[Data records]
--*--
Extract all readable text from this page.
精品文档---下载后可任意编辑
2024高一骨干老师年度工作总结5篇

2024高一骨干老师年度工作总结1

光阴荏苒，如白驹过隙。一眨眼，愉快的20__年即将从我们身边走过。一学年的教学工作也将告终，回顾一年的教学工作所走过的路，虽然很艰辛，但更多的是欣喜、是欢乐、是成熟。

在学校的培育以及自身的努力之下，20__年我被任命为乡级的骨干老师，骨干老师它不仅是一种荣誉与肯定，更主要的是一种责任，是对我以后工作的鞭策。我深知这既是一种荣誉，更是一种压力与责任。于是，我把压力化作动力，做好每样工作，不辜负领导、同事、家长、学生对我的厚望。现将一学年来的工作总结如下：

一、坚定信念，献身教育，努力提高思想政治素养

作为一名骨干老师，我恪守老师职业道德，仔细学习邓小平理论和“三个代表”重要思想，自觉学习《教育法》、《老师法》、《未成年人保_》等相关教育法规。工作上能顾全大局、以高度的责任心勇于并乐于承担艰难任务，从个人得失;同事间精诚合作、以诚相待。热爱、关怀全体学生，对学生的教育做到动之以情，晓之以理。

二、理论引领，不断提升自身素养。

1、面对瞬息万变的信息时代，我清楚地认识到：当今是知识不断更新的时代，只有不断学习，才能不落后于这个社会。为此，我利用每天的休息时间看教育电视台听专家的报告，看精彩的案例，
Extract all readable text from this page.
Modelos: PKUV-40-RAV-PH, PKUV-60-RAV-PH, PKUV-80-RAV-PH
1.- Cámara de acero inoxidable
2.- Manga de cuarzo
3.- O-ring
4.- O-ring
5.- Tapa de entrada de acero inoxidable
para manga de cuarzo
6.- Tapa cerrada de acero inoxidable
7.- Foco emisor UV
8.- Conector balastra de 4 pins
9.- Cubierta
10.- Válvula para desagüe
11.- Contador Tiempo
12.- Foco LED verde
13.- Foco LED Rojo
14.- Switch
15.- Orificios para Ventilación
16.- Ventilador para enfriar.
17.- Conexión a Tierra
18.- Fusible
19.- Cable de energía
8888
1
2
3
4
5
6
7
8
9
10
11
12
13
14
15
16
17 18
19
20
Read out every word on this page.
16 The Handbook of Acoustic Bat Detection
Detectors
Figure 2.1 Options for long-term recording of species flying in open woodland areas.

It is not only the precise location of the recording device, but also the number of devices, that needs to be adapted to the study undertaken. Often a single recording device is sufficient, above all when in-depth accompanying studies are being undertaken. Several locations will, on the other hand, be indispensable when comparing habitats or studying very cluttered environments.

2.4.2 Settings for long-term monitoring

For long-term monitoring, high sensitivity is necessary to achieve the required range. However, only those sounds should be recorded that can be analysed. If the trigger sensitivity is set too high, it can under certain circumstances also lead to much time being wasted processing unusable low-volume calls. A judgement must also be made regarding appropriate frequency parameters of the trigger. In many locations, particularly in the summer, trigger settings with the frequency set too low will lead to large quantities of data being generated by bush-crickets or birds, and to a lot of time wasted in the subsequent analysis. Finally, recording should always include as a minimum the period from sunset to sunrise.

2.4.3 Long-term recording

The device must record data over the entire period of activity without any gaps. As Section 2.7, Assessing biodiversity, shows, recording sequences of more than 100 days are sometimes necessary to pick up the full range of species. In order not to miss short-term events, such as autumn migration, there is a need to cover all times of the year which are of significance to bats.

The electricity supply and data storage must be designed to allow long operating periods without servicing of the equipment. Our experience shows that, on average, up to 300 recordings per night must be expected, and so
--*--
Written task.
Copy down every line of the entries containing the word "acero".

Exercise response.
1.- Cámara de acero inoxidable
5.- Tapa de entrada de acero inoxidable
6.- Tapa cerrada de acero inoxidable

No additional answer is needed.